=== Exercise aim ===
Search the listing below for "true". Copy each matching line.

=== Extracted information ===
- - - - - - -

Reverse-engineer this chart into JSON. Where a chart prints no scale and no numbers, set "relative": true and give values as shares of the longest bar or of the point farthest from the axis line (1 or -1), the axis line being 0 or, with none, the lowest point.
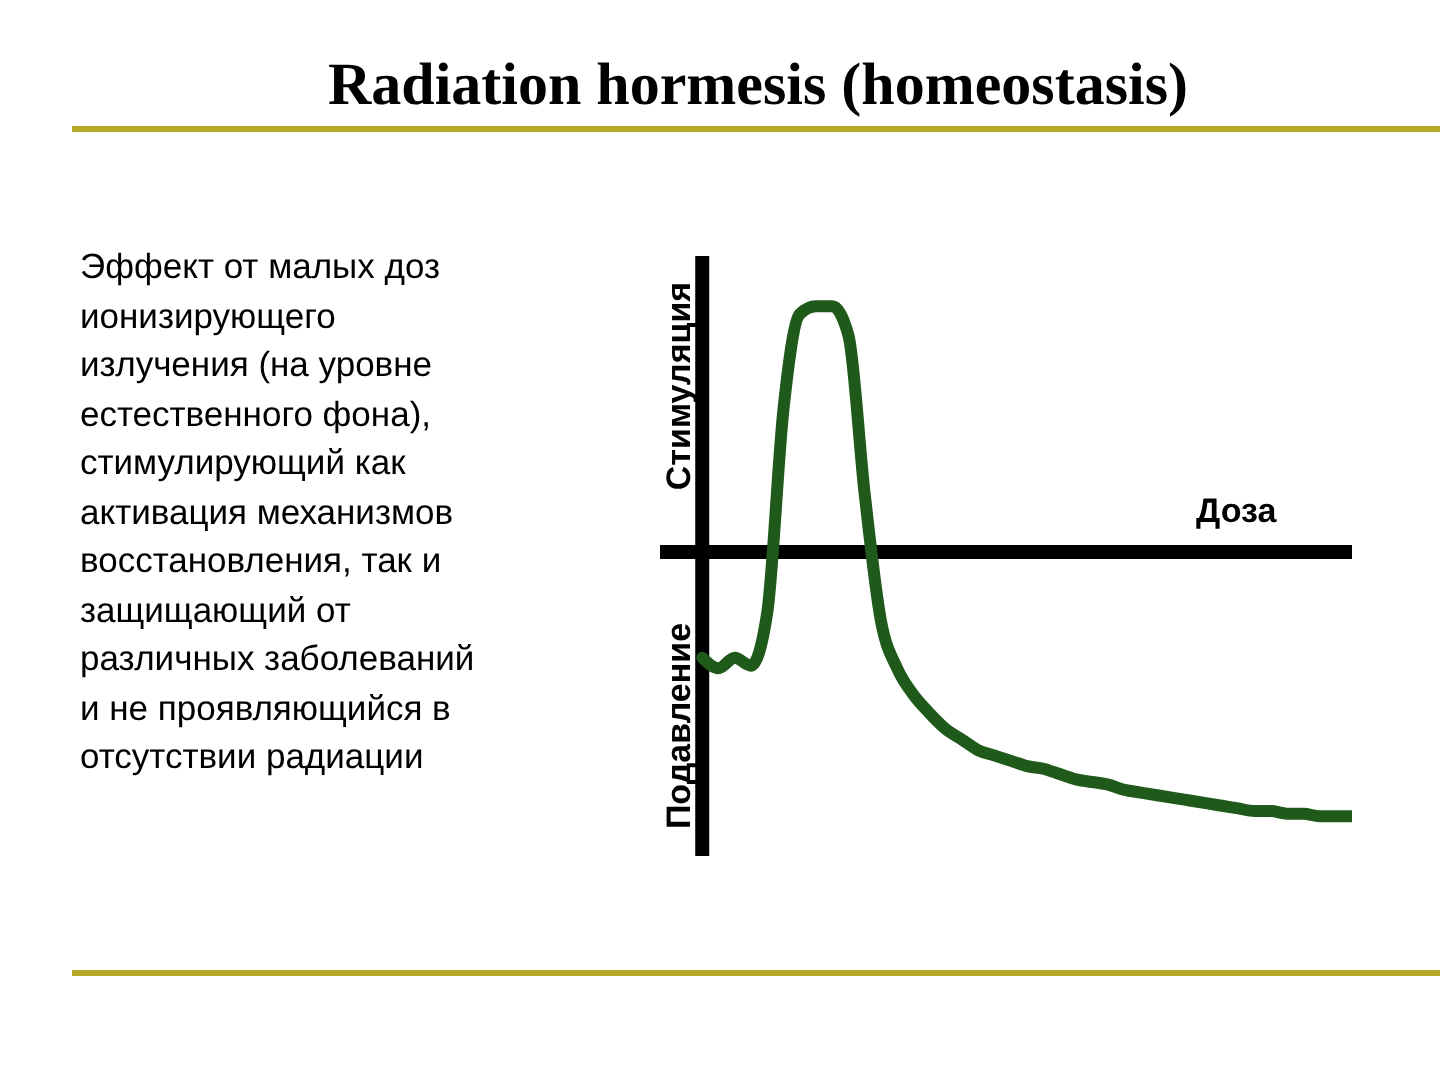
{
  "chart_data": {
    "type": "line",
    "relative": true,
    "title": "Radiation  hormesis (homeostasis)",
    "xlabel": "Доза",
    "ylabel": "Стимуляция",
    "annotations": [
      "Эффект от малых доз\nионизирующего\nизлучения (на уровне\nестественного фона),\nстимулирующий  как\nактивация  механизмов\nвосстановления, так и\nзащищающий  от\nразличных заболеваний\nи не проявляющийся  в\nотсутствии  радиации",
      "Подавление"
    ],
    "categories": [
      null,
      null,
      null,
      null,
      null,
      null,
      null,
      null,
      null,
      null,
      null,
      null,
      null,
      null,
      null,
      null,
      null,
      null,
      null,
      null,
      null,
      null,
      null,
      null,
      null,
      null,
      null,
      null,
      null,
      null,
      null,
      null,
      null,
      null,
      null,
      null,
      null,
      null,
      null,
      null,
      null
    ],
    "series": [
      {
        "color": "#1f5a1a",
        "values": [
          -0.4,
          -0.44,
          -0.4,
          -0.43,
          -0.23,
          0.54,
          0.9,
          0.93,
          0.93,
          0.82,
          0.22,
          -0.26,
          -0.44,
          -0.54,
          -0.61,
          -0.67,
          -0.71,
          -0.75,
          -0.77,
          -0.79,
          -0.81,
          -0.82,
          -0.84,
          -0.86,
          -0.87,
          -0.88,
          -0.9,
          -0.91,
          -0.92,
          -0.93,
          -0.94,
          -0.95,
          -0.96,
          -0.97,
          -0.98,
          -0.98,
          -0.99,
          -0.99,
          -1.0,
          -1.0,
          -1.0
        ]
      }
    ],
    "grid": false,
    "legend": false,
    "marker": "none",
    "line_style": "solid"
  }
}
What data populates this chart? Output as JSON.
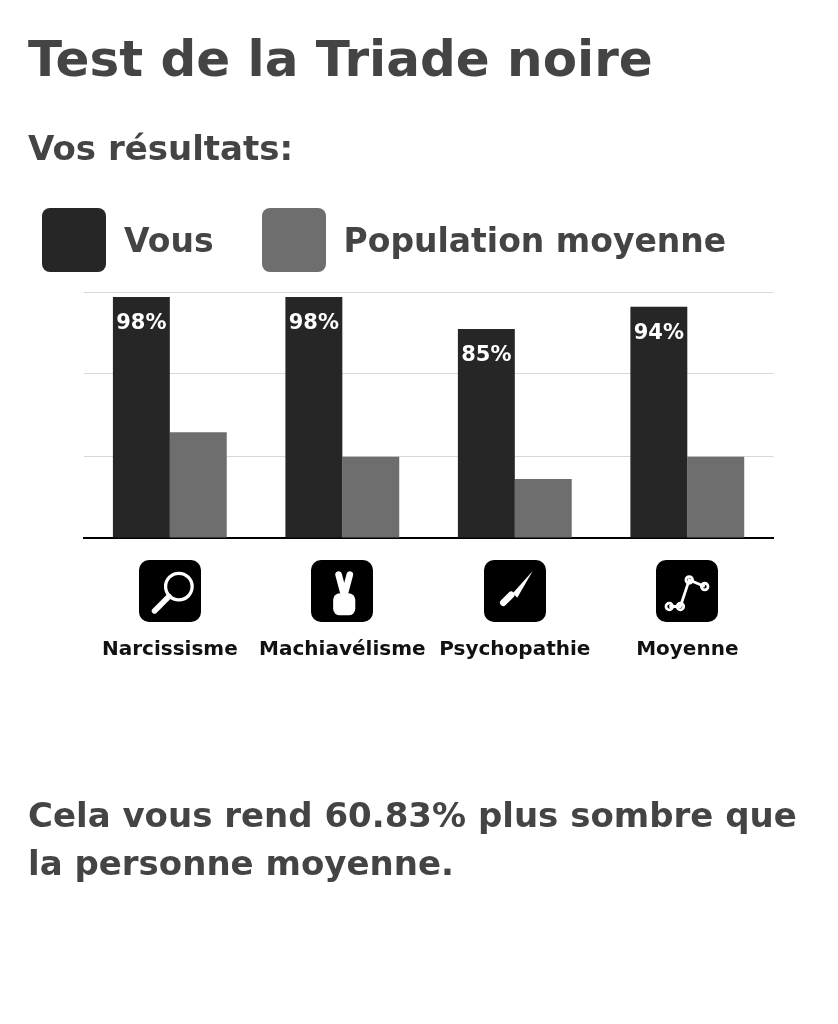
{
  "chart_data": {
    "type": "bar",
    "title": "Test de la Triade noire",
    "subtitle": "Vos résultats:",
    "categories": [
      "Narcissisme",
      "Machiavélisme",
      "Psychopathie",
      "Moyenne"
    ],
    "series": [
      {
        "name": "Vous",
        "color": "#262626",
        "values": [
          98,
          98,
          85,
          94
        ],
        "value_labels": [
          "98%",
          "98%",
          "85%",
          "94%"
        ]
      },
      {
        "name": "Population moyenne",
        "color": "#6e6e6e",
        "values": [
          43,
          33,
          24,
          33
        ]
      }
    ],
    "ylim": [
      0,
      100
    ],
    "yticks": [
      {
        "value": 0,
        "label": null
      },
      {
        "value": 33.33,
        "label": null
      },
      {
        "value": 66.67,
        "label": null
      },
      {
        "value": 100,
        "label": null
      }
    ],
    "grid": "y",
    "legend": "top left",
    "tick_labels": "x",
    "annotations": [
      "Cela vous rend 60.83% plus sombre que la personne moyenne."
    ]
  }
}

- - - - - - -

=== Complete response ===
Reverse-engineer this chart into JSON. Where a chart prints no scale and no numbers, set "relative": true and give values as shares of the longest bar or of the point farthest from the axis line (1 or -1), the axis line being 0 or, with none, the lowest point.
    "relative": true,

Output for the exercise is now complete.